- **Data records**:
☆ ☆ ☆
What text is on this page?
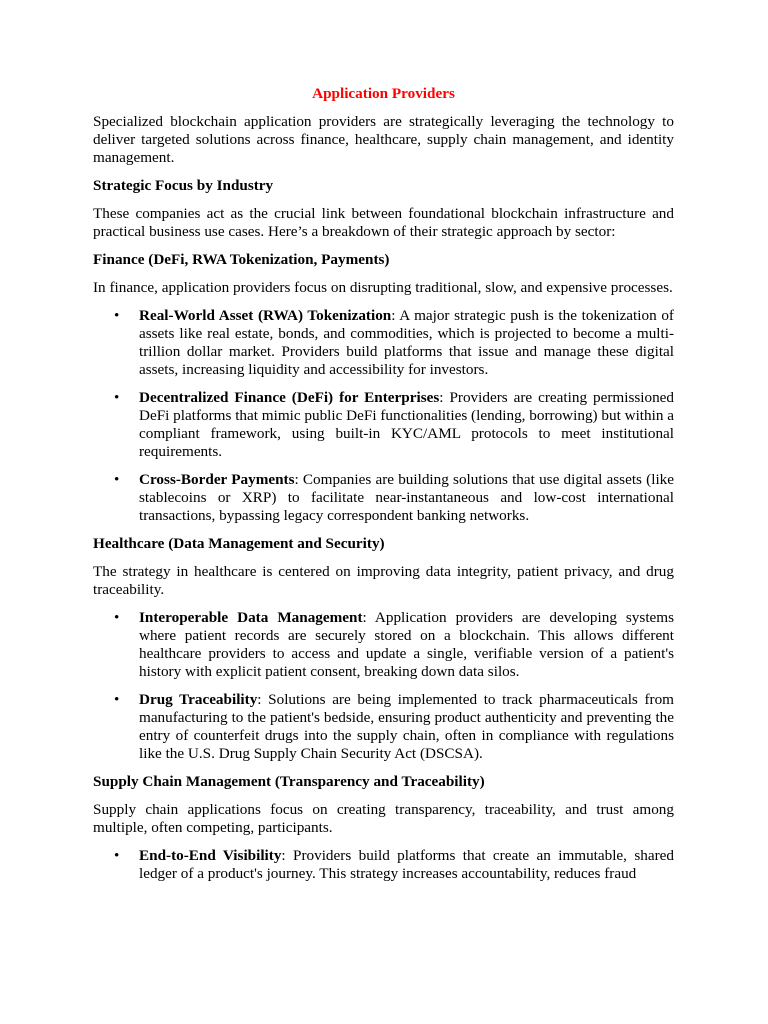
Application Providers

Specialized blockchain application providers are strategically leveraging the technology to deliver targeted solutions across finance, healthcare, supply chain management, and identity management.

Strategic Focus by Industry

These companies act as the crucial link between foundational blockchain infrastructure and practical business use cases. Here’s a breakdown of their strategic approach by sector:

Finance (DeFi, RWA Tokenization, Payments)

In finance, application providers focus on disrupting traditional, slow, and expensive processes.

• Real-World Asset (RWA) Tokenization: A major strategic push is the tokenization of assets like real estate, bonds, and commodities, which is projected to become a multi-trillion dollar market. Providers build platforms that issue and manage these digital assets, increasing liquidity and accessibility for investors.
• Decentralized Finance (DeFi) for Enterprises: Providers are creating permissioned DeFi platforms that mimic public DeFi functionalities (lending, borrowing) but within a compliant framework, using built-in KYC/AML protocols to meet institutional requirements.
• Cross-Border Payments: Companies are building solutions that use digital assets (like stablecoins or XRP) to facilitate near-instantaneous and low-cost international transactions, bypassing legacy correspondent banking networks.
Healthcare (Data Management and Security)

The strategy in healthcare is centered on improving data integrity, patient privacy, and drug traceability.

• Interoperable Data Management: Application providers are developing systems where patient records are securely stored on a blockchain. This allows different healthcare providers to access and update a single, verifiable version of a patient's history with explicit patient consent, breaking down data silos.
• Drug Traceability: Solutions are being implemented to track pharmaceuticals from manufacturing to the patient's bedside, ensuring product authenticity and preventing the entry of counterfeit drugs into the supply chain, often in compliance with regulations like the U.S. Drug Supply Chain Security Act (DSCSA).
Supply Chain Management (Transparency and Traceability)

Supply chain applications focus on creating transparency, traceability, and trust among multiple, often competing, participants.

• End-to-End Visibility: Providers build platforms that create an immutable, shared ledger of a product's journey. This strategy increases accountability, reduces fraud
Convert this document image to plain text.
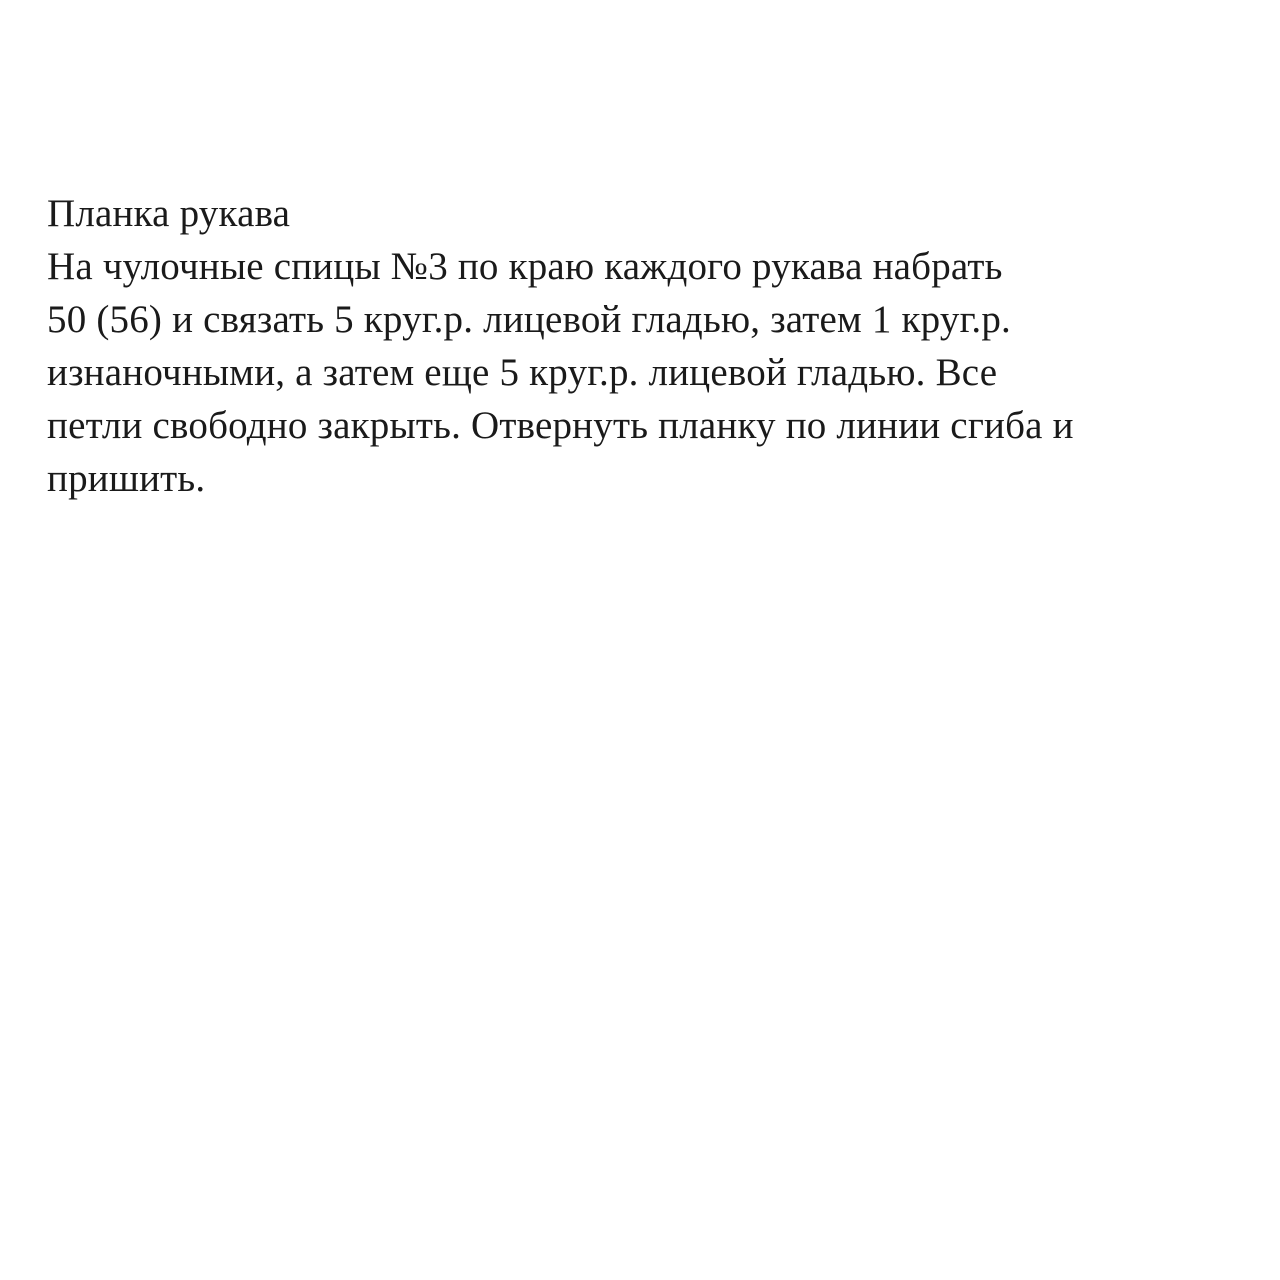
Планка рукава
На чулочные спицы №3 по краю каждого рукава набрать
50 (56) и связать 5 круг.р. лицевой гладью, затем 1 круг.р.
изнаночными, а затем еще 5 круг.р. лицевой гладью. Все
петли свободно закрыть. Отвернуть планку по линии сгиба и
пришить.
☆ ☆ ☆
- **SHORT PROBLEM**: Using the material above, set down every line exactly, but skip the pictures.

- **CORRECT RESULT**:
What text is on this page?
Application Providers

Specialized blockchain application providers are strategically leveraging the technology to deliver targeted solutions across finance, healthcare, supply chain management, and identity management.

Strategic Focus by Industry

These companies act as the crucial link between foundational blockchain infrastructure and practical business use cases. Here’s a breakdown of their strategic approach by sector:

Finance (DeFi, RWA Tokenization, Payments)

In finance, application providers focus on disrupting traditional, slow, and expensive processes.

• Real-World Asset (RWA) Tokenization: A major strategic push is the tokenization of assets like real estate, bonds, and commodities, which is projected to become a multi-trillion dollar market. Providers build platforms that issue and manage these digital assets, increasing liquidity and accessibility for investors.
• Decentralized Finance (DeFi) for Enterprises: Providers are creating permissioned DeFi platforms that mimic public DeFi functionalities (lending, borrowing) but within a compliant framework, using built-in KYC/AML protocols to meet institutional requirements.
• Cross-Border Payments: Companies are building solutions that use digital assets (like stablecoins or XRP) to facilitate near-instantaneous and low-cost international transactions, bypassing legacy correspondent banking networks.
Healthcare (Data Management and Security)

The strategy in healthcare is centered on improving data integrity, patient privacy, and drug traceability.

• Interoperable Data Management: Application providers are developing systems where patient records are securely stored on a blockchain. This allows different healthcare providers to access and update a single, verifiable version of a patient's history with explicit patient consent, breaking down data silos.
• Drug Traceability: Solutions are being implemented to track pharmaceuticals from manufacturing to the patient's bedside, ensuring product authenticity and preventing the entry of counterfeit drugs into the supply chain, often in compliance with regulations like the U.S. Drug Supply Chain Security Act (DSCSA).
Supply Chain Management (Transparency and Traceability)

Supply chain applications focus on creating transparency, traceability, and trust among multiple, often competing, participants.

• End-to-End Visibility: Providers build platforms that create an immutable, shared ledger of a product's journey. This strategy increases accountability, reduces fraud
Convert this document image to plain text.
Планка рукава
На чулочные спицы №3 по краю каждого рукава набрать
50 (56) и связать 5 круг.р. лицевой гладью, затем 1 круг.р.
изнаночными, а затем еще 5 круг.р. лицевой гладью. Все
петли свободно закрыть. Отвернуть планку по линии сгиба и
пришить.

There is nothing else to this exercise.